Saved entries
------------------------------------------------------------

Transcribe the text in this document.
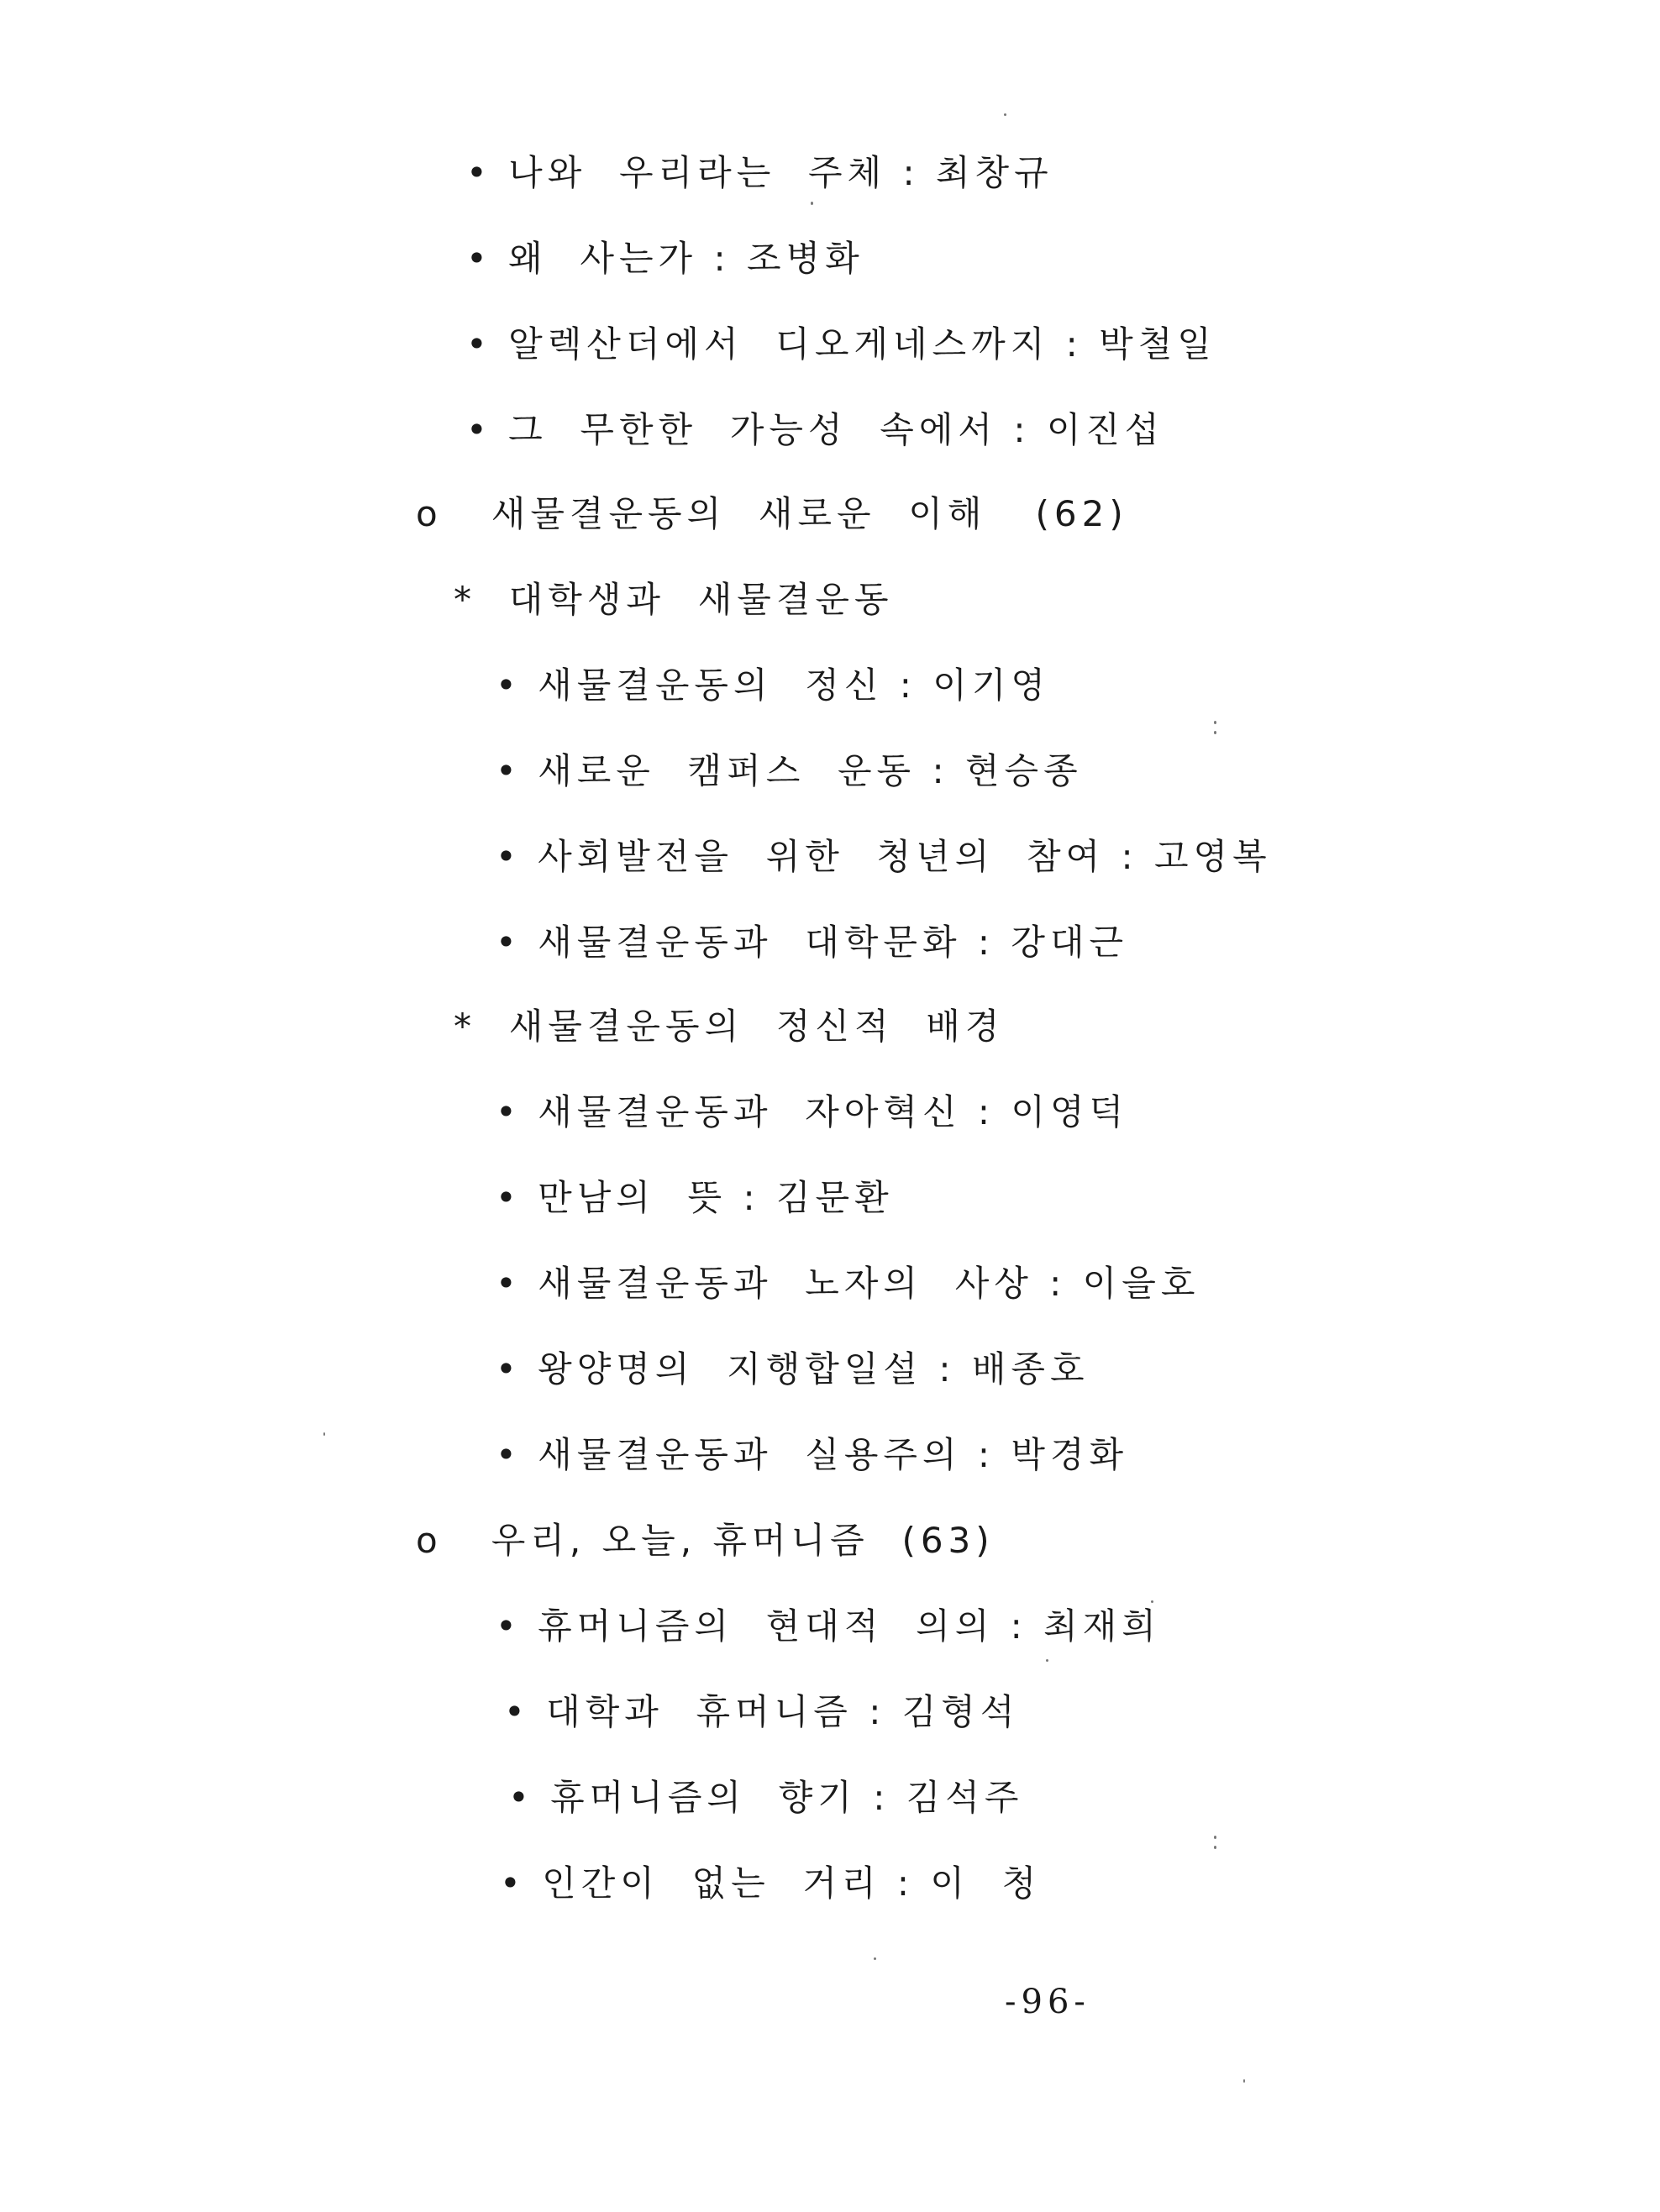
• 나와  우리라는  주체 : 최창규
• 왜  사는가 : 조병화
• 알렉산더에서  디오게네스까지 : 박철일
• 그  무한한  가능성  속에서 : 이진섭
o 새물결운동의  새로운  이해   (62)
* 대학생과  새물결운동
• 새물결운동의  정신 : 이기영
• 새로운  캠퍼스  운동 : 현승종
• 사회발전을  위한  청년의  참여 : 고영복
• 새물결운동과  대학문화 : 강대근
* 새물결운동의  정신적  배경
• 새물결운동과  자아혁신 : 이영덕
• 만남의  뜻 : 김문환
• 새물결운동과  노자의  사상 : 이을호
• 왕양명의  지행합일설 : 배종호
• 새물결운동과  실용주의 : 박경화
o 우리, 오늘, 휴머니즘  (63)
• 휴머니즘의  현대적  의의 : 최재희
• 대학과  휴머니즘 : 김형석
• 휴머니즘의  향기 : 김석주
• 인간이  없는  거리 : 이  청
-96-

------------------------------------------------------------

Written request → Leave the pictures out and output the rest of the listing exactly.

Complete answer →
Transcribe the text in this document.
• 나와  우리라는  주체 : 최창규
• 왜  사는가 : 조병화
• 알렉산더에서  디오게네스까지 : 박철일
• 그  무한한  가능성  속에서 : 이진섭
o 새물결운동의  새로운  이해   (62)
* 대학생과  새물결운동
• 새물결운동의  정신 : 이기영
• 새로운  캠퍼스  운동 : 현승종
• 사회발전을  위한  청년의  참여 : 고영복
• 새물결운동과  대학문화 : 강대근
* 새물결운동의  정신적  배경
• 새물결운동과  자아혁신 : 이영덕
• 만남의  뜻 : 김문환
• 새물결운동과  노자의  사상 : 이을호
• 왕양명의  지행합일설 : 배종호
• 새물결운동과  실용주의 : 박경화
o 우리, 오늘, 휴머니즘  (63)
• 휴머니즘의  현대적  의의 : 최재희
• 대학과  휴머니즘 : 김형석
• 휴머니즘의  향기 : 김석주
• 인간이  없는  거리 : 이  청
-96-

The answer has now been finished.